* [RAW DATA]:
— begin —

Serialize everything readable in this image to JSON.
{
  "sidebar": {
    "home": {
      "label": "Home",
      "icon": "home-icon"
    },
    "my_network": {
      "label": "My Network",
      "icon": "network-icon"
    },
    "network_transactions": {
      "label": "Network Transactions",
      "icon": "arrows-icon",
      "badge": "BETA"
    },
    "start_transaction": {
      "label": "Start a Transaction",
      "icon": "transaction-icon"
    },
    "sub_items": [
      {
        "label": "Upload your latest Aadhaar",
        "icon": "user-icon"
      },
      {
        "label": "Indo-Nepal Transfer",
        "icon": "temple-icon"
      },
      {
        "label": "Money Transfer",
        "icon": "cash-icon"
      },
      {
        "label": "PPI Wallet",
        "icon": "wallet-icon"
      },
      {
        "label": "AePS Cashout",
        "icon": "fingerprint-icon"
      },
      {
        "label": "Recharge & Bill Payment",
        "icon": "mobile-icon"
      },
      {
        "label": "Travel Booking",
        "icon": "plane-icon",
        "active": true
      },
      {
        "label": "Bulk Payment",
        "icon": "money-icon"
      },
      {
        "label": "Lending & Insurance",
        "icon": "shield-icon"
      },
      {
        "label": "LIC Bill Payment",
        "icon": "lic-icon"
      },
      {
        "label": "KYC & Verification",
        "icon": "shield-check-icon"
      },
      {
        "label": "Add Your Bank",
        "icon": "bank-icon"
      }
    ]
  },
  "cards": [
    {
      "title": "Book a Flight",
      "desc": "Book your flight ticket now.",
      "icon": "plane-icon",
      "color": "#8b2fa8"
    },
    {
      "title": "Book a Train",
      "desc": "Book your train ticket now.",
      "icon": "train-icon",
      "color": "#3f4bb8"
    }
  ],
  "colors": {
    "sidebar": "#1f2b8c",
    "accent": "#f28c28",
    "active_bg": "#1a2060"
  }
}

— end —

* [OBJECTIVE]: In the records above, find each line that holds the word "Payment"; copy all such lines.

* [REPLY]:
        "label": "Recharge & Bill Payment",
        "label": "Bulk Payment",
        "label": "LIC Bill Payment",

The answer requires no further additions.